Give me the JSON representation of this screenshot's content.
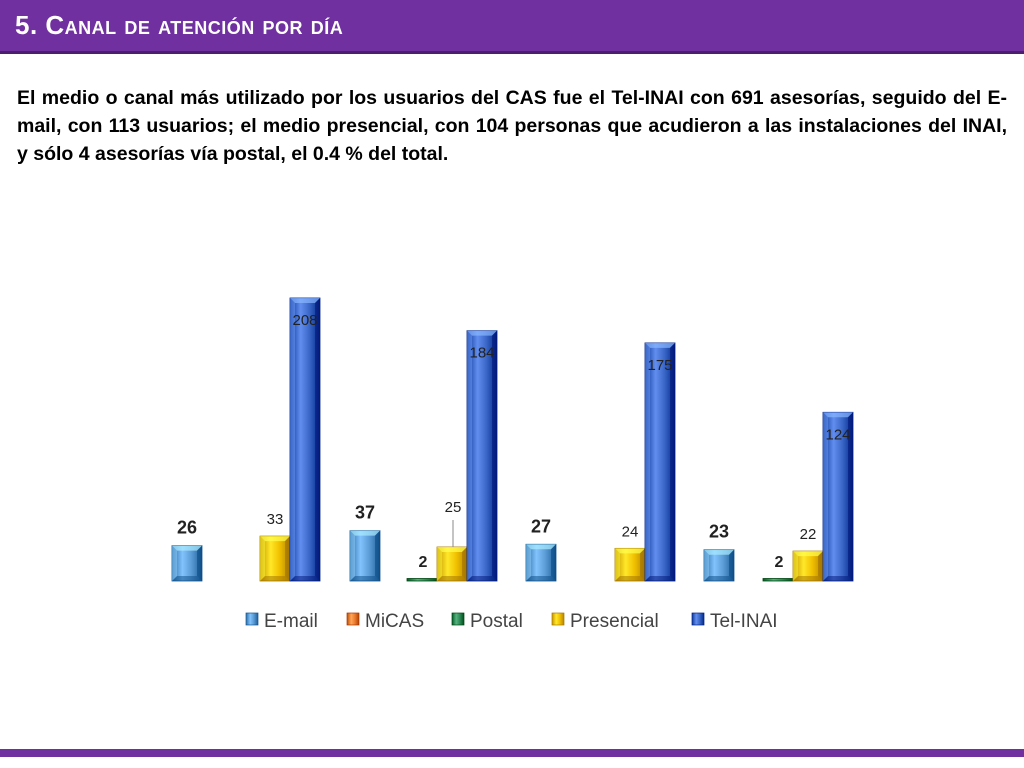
{
  "header": {
    "title": "5. Canal de atención por día"
  },
  "body": {
    "paragraph": "El medio o canal más utilizado por los usuarios del CAS fue el Tel-INAI con 691 asesorías, seguido del E-mail, con 113 usuarios; el medio presencial, con 104 personas que acudieron a las instalaciones del INAI, y sólo 4 asesorías vía postal, el 0.4 % del total."
  },
  "chart_data": {
    "type": "bar",
    "title": "",
    "xlabel": "",
    "ylabel": "",
    "grid": false,
    "legend_position": "bottom",
    "categories": [
      "",
      "",
      "",
      ""
    ],
    "series": [
      {
        "name": "E-mail",
        "values": [
          26,
          37,
          27,
          23
        ],
        "color": "#5b9bd5"
      },
      {
        "name": "MiCAS",
        "values": [
          0,
          0,
          0,
          0
        ],
        "color": "#ed7d31"
      },
      {
        "name": "Postal",
        "values": [
          0,
          2,
          0,
          2
        ],
        "color": "#2e8b57"
      },
      {
        "name": "Presencial",
        "values": [
          33,
          25,
          24,
          22
        ],
        "color": "#f0c000"
      },
      {
        "name": "Tel-INAI",
        "values": [
          208,
          184,
          175,
          124
        ],
        "color": "#3a66c8"
      }
    ],
    "data_labels": {
      "E-mail": [
        "26",
        "37",
        "27",
        "23"
      ],
      "Postal": [
        null,
        "2",
        null,
        "2"
      ],
      "Presencial": [
        "33",
        "25",
        "24",
        "22"
      ],
      "Tel-INAI": [
        "208",
        "184",
        "175",
        "124"
      ]
    }
  }
}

------------

#### [THE PROBLEM]
Write out the data precisely as given, excluding the pictures.

#### [EXERCISE OUTPUT]
Give me the JSON representation of this screenshot's content.
{
  "header": {
    "title": "5. Canal de atención por día"
  },
  "body": {
    "paragraph": "El medio o canal más utilizado por los usuarios del CAS fue el Tel-INAI con 691 asesorías, seguido del E-mail, con 113 usuarios; el medio presencial, con 104 personas que acudieron a las instalaciones del INAI, y sólo 4 asesorías vía postal, el 0.4 % del total."
  },
  "chart_data": {
    "type": "bar",
    "title": "",
    "xlabel": "",
    "ylabel": "",
    "grid": false,
    "legend_position": "bottom",
    "categories": [
      "",
      "",
      "",
      ""
    ],
    "series": [
      {
        "name": "E-mail",
        "values": [
          26,
          37,
          27,
          23
        ],
        "color": "#5b9bd5"
      },
      {
        "name": "MiCAS",
        "values": [
          0,
          0,
          0,
          0
        ],
        "color": "#ed7d31"
      },
      {
        "name": "Postal",
        "values": [
          0,
          2,
          0,
          2
        ],
        "color": "#2e8b57"
      },
      {
        "name": "Presencial",
        "values": [
          33,
          25,
          24,
          22
        ],
        "color": "#f0c000"
      },
      {
        "name": "Tel-INAI",
        "values": [
          208,
          184,
          175,
          124
        ],
        "color": "#3a66c8"
      }
    ],
    "data_labels": {
      "E-mail": [
        "26",
        "37",
        "27",
        "23"
      ],
      "Postal": [
        null,
        "2",
        null,
        "2"
      ],
      "Presencial": [
        "33",
        "25",
        "24",
        "22"
      ],
      "Tel-INAI": [
        "208",
        "184",
        "175",
        "124"
      ]
    }
  }
}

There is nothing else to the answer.